---- Material to process

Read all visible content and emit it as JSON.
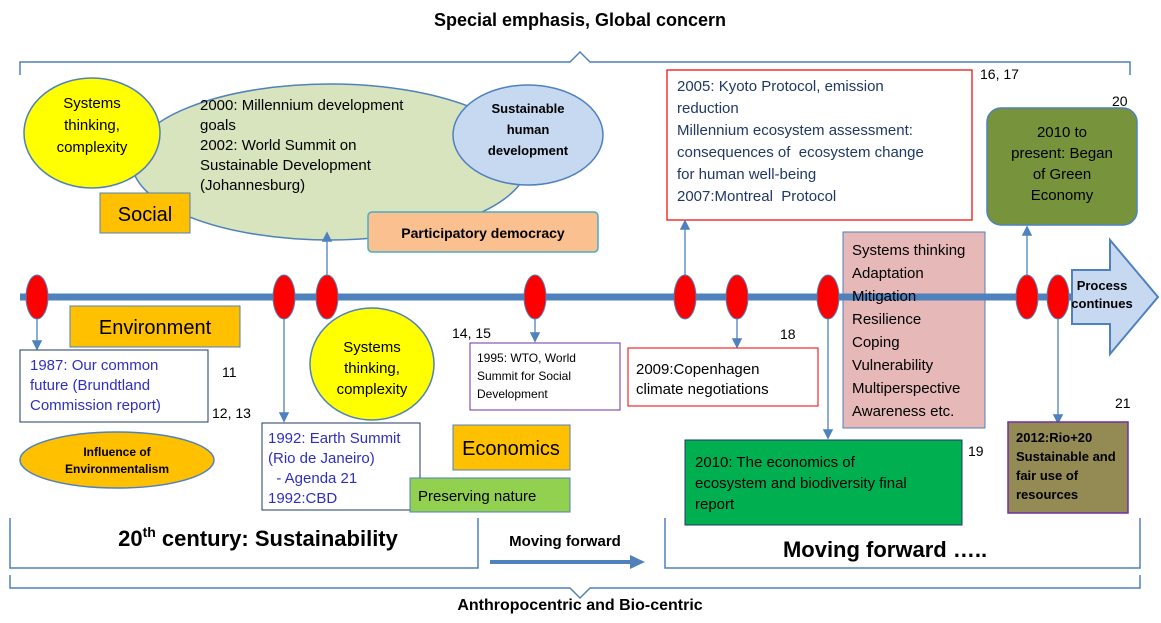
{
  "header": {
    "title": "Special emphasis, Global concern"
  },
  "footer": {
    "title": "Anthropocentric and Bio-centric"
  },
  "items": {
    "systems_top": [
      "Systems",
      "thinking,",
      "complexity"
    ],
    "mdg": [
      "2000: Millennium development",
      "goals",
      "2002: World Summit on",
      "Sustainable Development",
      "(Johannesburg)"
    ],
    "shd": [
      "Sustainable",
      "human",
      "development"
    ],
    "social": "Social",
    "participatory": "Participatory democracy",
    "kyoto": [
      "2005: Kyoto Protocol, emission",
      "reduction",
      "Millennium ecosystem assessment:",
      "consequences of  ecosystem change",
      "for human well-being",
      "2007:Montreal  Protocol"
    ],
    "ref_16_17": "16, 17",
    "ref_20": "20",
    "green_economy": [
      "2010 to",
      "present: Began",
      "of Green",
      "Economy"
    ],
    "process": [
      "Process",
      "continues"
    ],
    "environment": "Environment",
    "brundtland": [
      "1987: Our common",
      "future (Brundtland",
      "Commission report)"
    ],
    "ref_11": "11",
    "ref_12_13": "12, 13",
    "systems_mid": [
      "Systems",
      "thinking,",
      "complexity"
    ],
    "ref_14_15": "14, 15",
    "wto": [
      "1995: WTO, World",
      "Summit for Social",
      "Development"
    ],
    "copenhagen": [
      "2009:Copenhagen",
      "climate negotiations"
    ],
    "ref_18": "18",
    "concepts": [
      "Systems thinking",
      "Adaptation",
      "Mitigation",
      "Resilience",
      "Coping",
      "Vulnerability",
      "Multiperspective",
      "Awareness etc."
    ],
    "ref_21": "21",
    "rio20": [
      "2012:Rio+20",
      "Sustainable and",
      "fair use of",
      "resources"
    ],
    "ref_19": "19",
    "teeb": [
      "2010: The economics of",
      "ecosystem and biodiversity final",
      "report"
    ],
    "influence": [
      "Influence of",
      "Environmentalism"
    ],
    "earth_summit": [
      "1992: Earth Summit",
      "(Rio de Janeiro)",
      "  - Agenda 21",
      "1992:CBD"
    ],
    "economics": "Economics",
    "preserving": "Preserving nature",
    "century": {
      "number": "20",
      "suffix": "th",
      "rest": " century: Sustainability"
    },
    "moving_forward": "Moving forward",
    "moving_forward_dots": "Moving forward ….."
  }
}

--------

■ Task description
Return the entries unchanged, save for the pictures, which do not belong in the copy.

■ Solution to this exercise
Read all visible content and emit it as JSON.
{
  "header": {
    "title": "Special emphasis, Global concern"
  },
  "footer": {
    "title": "Anthropocentric and Bio-centric"
  },
  "items": {
    "systems_top": [
      "Systems",
      "thinking,",
      "complexity"
    ],
    "mdg": [
      "2000: Millennium development",
      "goals",
      "2002: World Summit on",
      "Sustainable Development",
      "(Johannesburg)"
    ],
    "shd": [
      "Sustainable",
      "human",
      "development"
    ],
    "social": "Social",
    "participatory": "Participatory democracy",
    "kyoto": [
      "2005: Kyoto Protocol, emission",
      "reduction",
      "Millennium ecosystem assessment:",
      "consequences of  ecosystem change",
      "for human well-being",
      "2007:Montreal  Protocol"
    ],
    "ref_16_17": "16, 17",
    "ref_20": "20",
    "green_economy": [
      "2010 to",
      "present: Began",
      "of Green",
      "Economy"
    ],
    "process": [
      "Process",
      "continues"
    ],
    "environment": "Environment",
    "brundtland": [
      "1987: Our common",
      "future (Brundtland",
      "Commission report)"
    ],
    "ref_11": "11",
    "ref_12_13": "12, 13",
    "systems_mid": [
      "Systems",
      "thinking,",
      "complexity"
    ],
    "ref_14_15": "14, 15",
    "wto": [
      "1995: WTO, World",
      "Summit for Social",
      "Development"
    ],
    "copenhagen": [
      "2009:Copenhagen",
      "climate negotiations"
    ],
    "ref_18": "18",
    "concepts": [
      "Systems thinking",
      "Adaptation",
      "Mitigation",
      "Resilience",
      "Coping",
      "Vulnerability",
      "Multiperspective",
      "Awareness etc."
    ],
    "ref_21": "21",
    "rio20": [
      "2012:Rio+20",
      "Sustainable and",
      "fair use of",
      "resources"
    ],
    "ref_19": "19",
    "teeb": [
      "2010: The economics of",
      "ecosystem and biodiversity final",
      "report"
    ],
    "influence": [
      "Influence of",
      "Environmentalism"
    ],
    "earth_summit": [
      "1992: Earth Summit",
      "(Rio de Janeiro)",
      "  - Agenda 21",
      "1992:CBD"
    ],
    "economics": "Economics",
    "preserving": "Preserving nature",
    "century": {
      "number": "20",
      "suffix": "th",
      "rest": " century: Sustainability"
    },
    "moving_forward": "Moving forward",
    "moving_forward_dots": "Moving forward ….."
  }
}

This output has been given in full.